• [What the task asks]: Below are entries; repeat exactly, and nothing else, the lines from the one holding "Decode this image" through the one holding "Parse this screenshot: output", inclusive. Leave the pictures out.

— BEGIN Data in this exercise —

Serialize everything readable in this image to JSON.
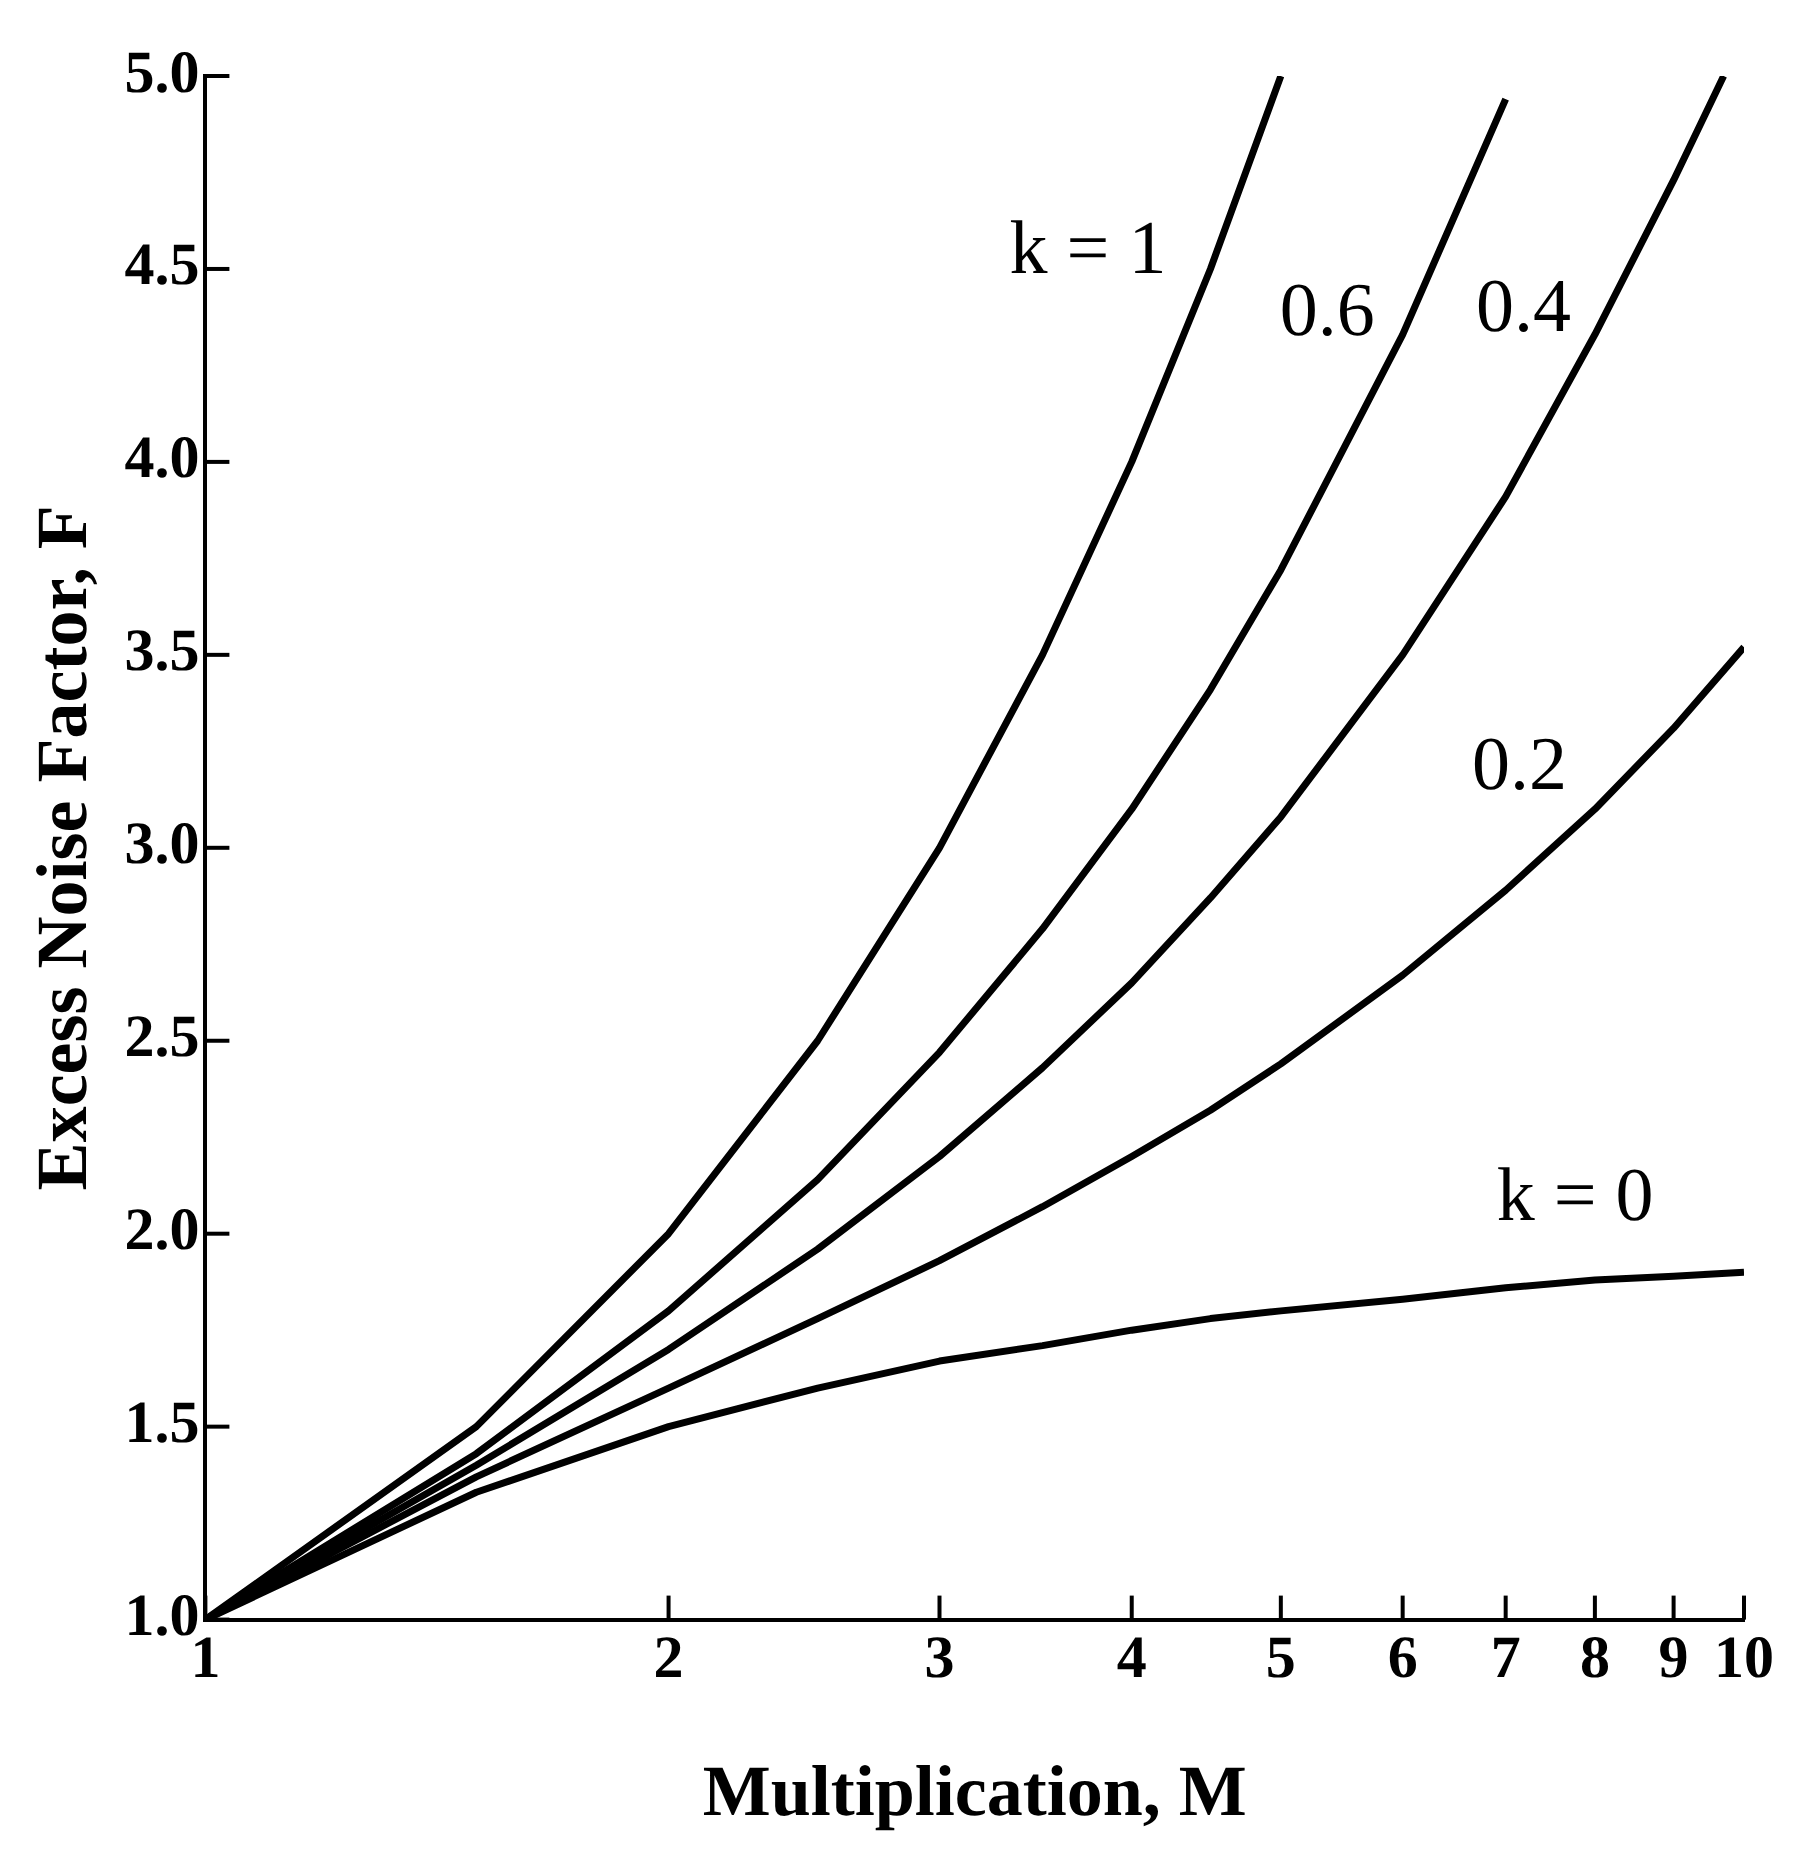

— END Data in this exercise —
— BEGIN Data in this exercise —

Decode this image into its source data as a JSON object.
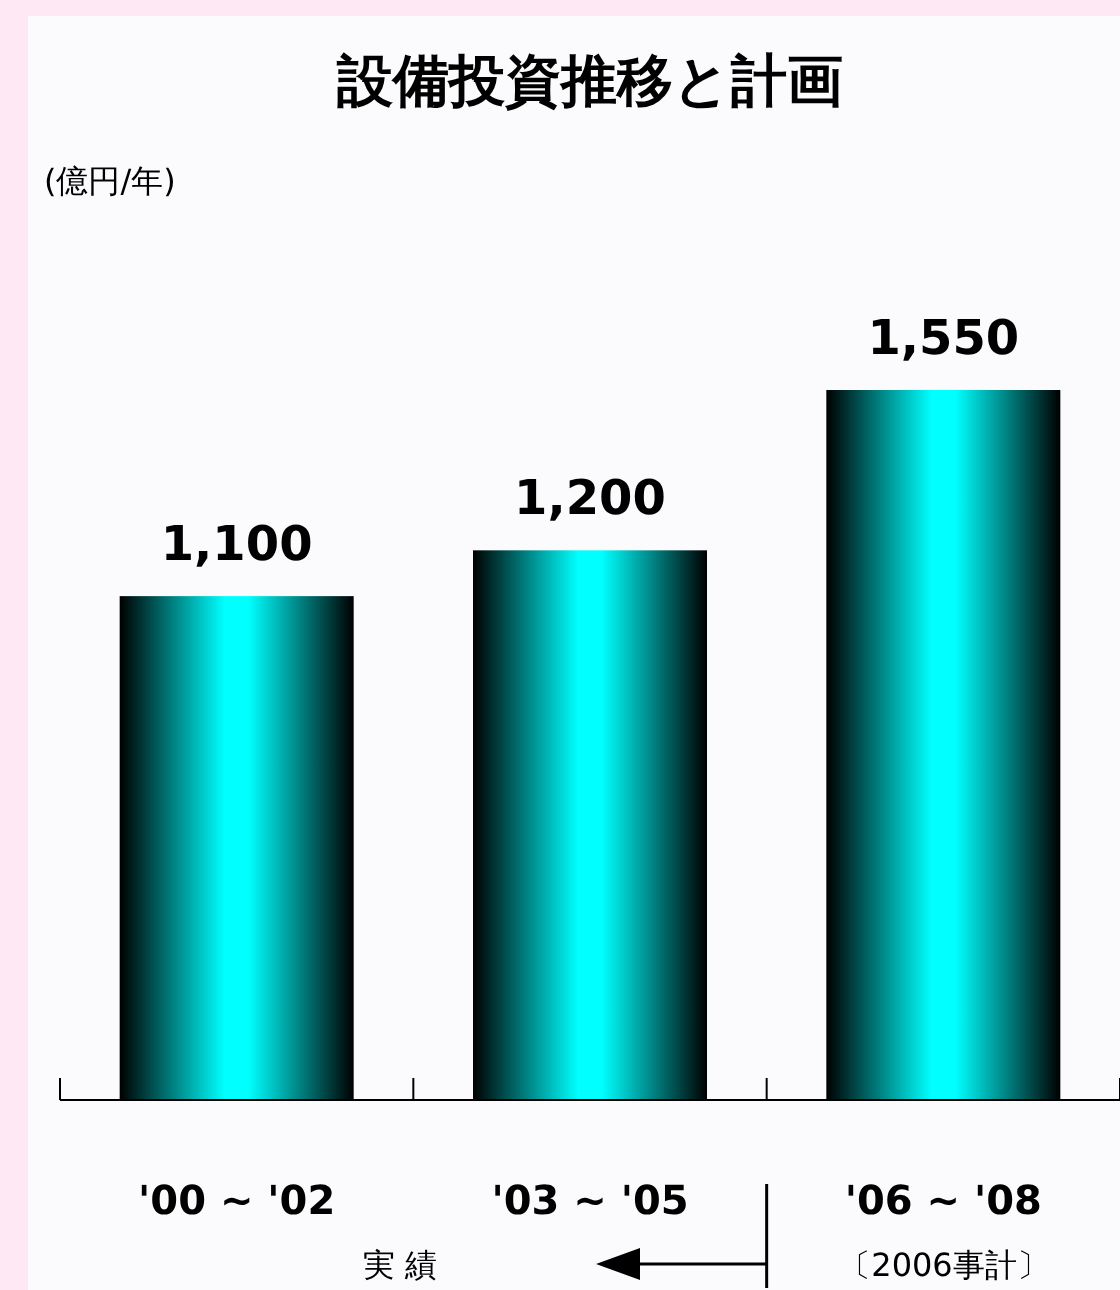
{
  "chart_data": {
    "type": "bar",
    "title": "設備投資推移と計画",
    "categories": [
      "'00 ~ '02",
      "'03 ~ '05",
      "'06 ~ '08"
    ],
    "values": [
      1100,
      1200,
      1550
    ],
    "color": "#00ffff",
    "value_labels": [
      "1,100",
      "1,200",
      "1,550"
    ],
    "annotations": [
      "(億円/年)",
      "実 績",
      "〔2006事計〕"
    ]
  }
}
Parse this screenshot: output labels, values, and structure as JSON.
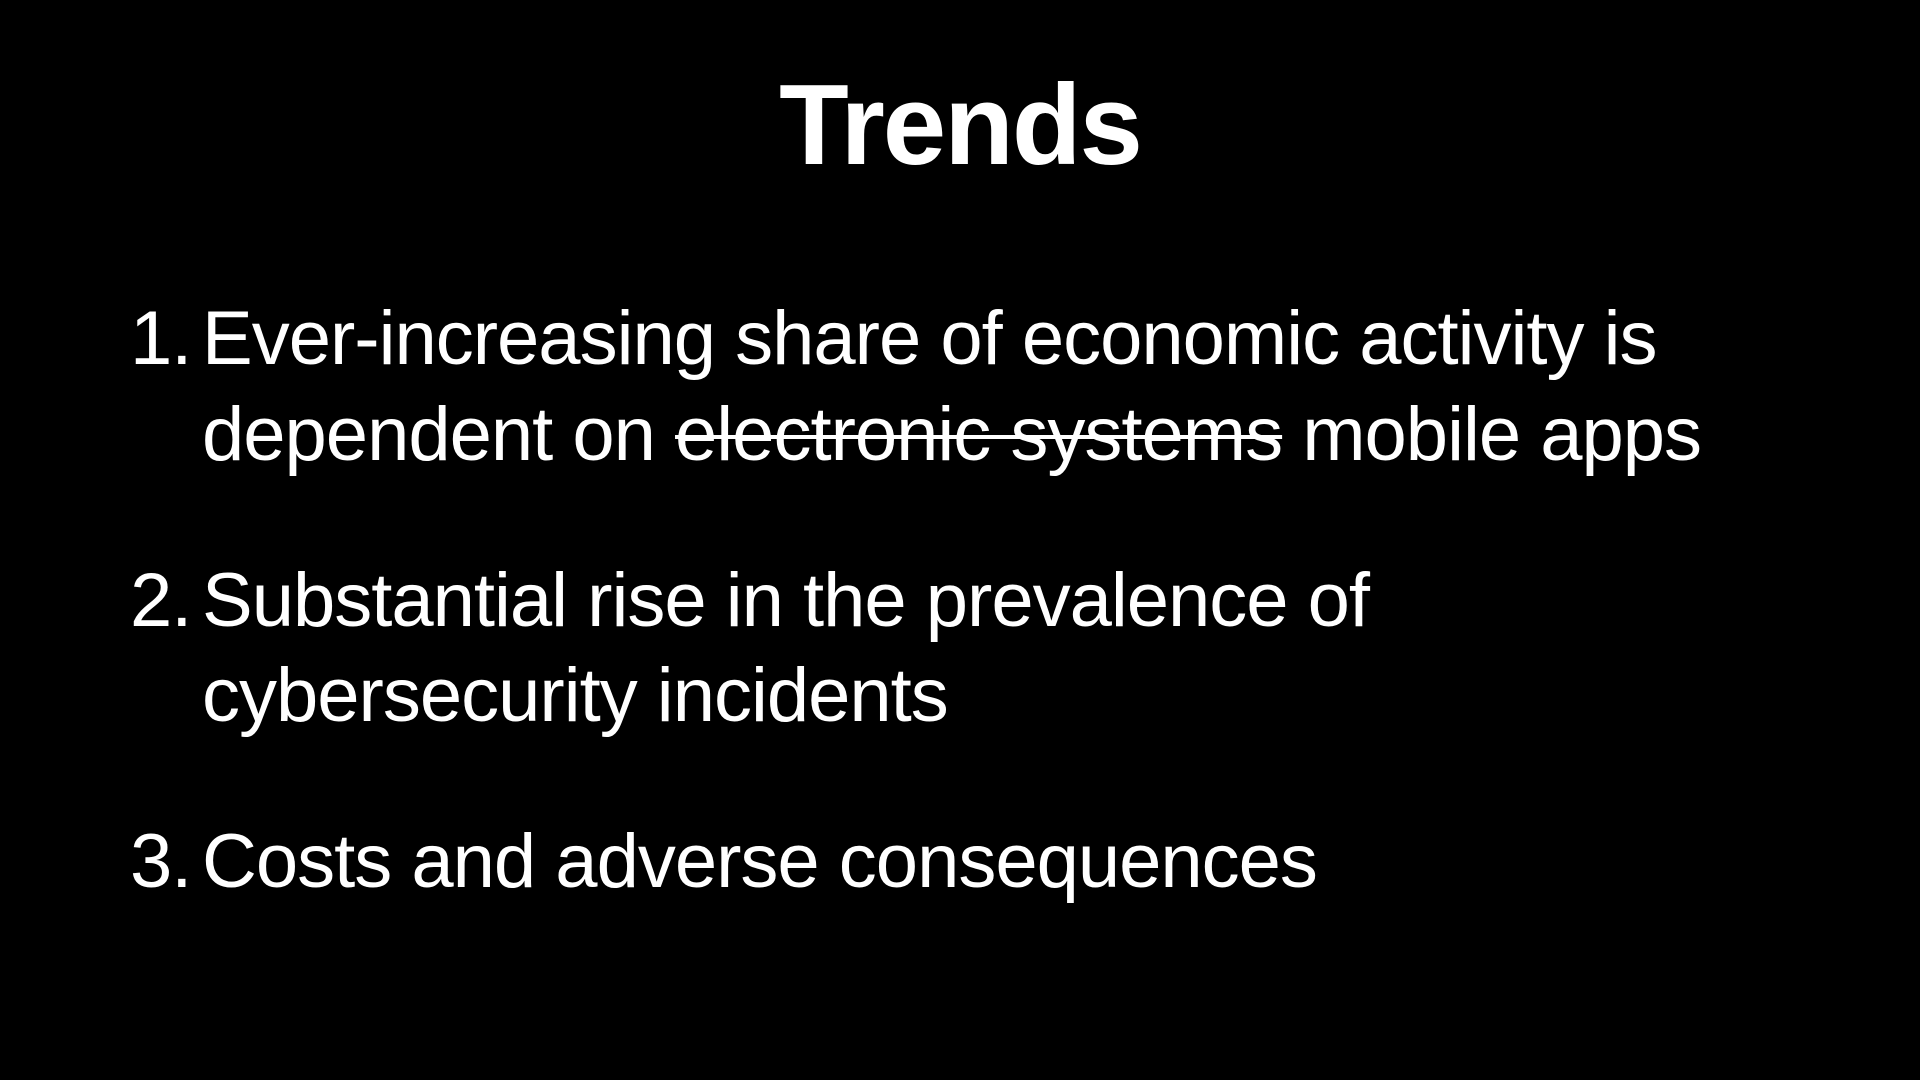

— END Data in this exercise —

• [Solution to the exercise]:
Decode this image into its source data as a JSON object.
{
  "chart_data": {
    "type": "bar",
    "title": "設備投資推移と計画",
    "categories": [
      "'00 ~ '02",
      "'03 ~ '05",
      "'06 ~ '08"
    ],
    "values": [
      1100,
      1200,
      1550
    ],
    "color": "#00ffff",
    "value_labels": [
      "1,100",
      "1,200",
      "1,550"
    ],
    "annotations": [
      "(億円/年)",
      "実 績",
      "〔2006事計〕"
    ]
  }
}
Parse this screenshot: output labels, values, and structure as JSON.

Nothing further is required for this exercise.